I. A Requerente aplicou a taxa reduzida aos serviços prestados no âmbito das empreitadas em causa, por entender que as empreitadas nos municípios de Vila Nova de Gaia e do Porto têm cabimento na verba 2.23 da Lista I;
J. Em Maio de 2023, a Requerente efetuou um pedido de reembolso de IVA, solicitando a restituição do montante de IVA em crédito por referência às ditas declarações periódicas;
K. Na sequência do pedido foi instaurado o procedimento inspetivo n.º OI2024..., em que foi elaborado o Relatório da Inspecção Tributária (RIT) que consta do documento n.º 2 junto com o pedido de pronúncia arbitral, cujo teor se dá como reproduzido, em que se refere, além do mais, o seguinte:
V. Descrição dos factos e fundamentos das correções/irregularidades
V.1.Em sede de IVA- Imposto em Falta
V.1.1. Liquidação Incorreta de Imposto (IVA) à taxa reduzida (6%) por aplicação da verba 2.23
No decurso do procedimento inspetivo, verificou-se que a sociedade inspecionada, durante os períodos de 2023/05 a 2023/12, emitiu diversas faturas para os seus clientes, nomeadamente:
-B..., NIF ..., cujos serviços de construção foram efetuados na construção da Moradia..., localizada na ..., Vila Nova de Gaia;
-C..., NIF..., cujos serviços de construção foram efetuados no prédio sito na Rua..., n.ºs ...-..., Porto;
-D..., NIF ..., cujos serviços de construção foram efetuados no prédio sito na Rua..., n.ºs ...-..., Porto (NOTA: trata-se da mesma obra que a Indicada no parágrafo anterior, existindo dois proprietários do imóvel);
-E..., LDA., NIPC..., cujos serviços de construção foram efetuados na construção de 11 Moradias Unifamiliares, situada na Rua..., n.°..., ..., Vila Nova de Gaia;
-F..., NIF ..., cujos serviços de construção foram efetuados na construção de uma moradia, localizada no ..., Vila Nova de Gaia.
No período em causa, as faturas para os clientes anteriormente identificados totalizavam o montante de 1.383.361,39 EUR, acrescido de IVA, à taxa reduzida (6%),no montante de 83.001,67 EUR, valores que o sujeito passivo declarou nas respetivas declarações periódicas, campos 1 e 2, respetivamente.
Questionado acerca da fundamentação para a aplicação da taxa reduzida do IVA, o sujeito passivo indicou tratar-se de prestações de serviços de construção em imóveis, situados nos concelhos de Vila Nova de Gaia e do Porto, tendo aplicado a verba 2.23, da lista I anexa ao Código do IVA (CIVA), enviando para justificação da aplicação da referida verba três certidões passadas pela Câmara Municipal de Vila Nova de Gaia e uma pela Câmara Municipal do Porto, emitidas em 2021-07-01, 2022-12-06, 2023-08-17 e 2022-09-28, respetivamente (cf. Anexo 1).

DADOS RECOLHIDOS:
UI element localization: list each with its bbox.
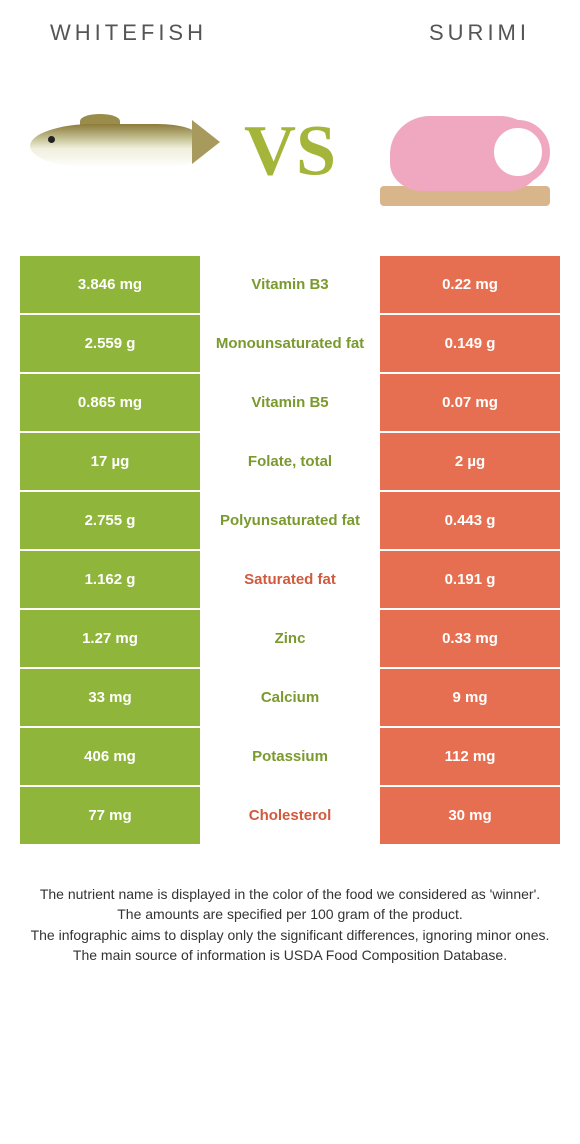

INSTRUÇÃO 1: Quais são todas as datas de emissão das certidões camarárias referidas no excerto sobre a taxa reduzida de IVA?
INSTRUÇÃO 2: Reproduza o trecho do excerto sobre a taxa reduzida de IVA, começando em "No período em" e terminando em "(cf. Anexo 1).".

RESULTADO 1:
- 2021-07-01
- 2022-12-06
- 2023-08-17
- 2022-09-28

RESULTADO 2:
No período em causa, as faturas para os clientes anteriormente identificados totalizavam o montante de 1.383.361,39 EUR, acrescido de IVA, à taxa reduzida (6%),no montante de 83.001,67 EUR, valores que o sujeito passivo declarou nas respetivas declarações periódicas, campos 1 e 2, respetivamente.
Questionado acerca da fundamentação para a aplicação da taxa reduzida do IVA, o sujeito passivo indicou tratar-se de prestações de serviços de construção em imóveis, situados nos concelhos de Vila Nova de Gaia e do Porto, tendo aplicado a verba 2.23, da lista I anexa ao Código do IVA (CIVA), enviando para justificação da aplicação da referida verba três certidões passadas pela Câmara Municipal de Vila Nova de Gaia e uma pela Câmara Municipal do Porto, emitidas em 2021-07-01, 2022-12-06, 2023-08-17 e 2022-09-28, respetivamente (cf. Anexo 1).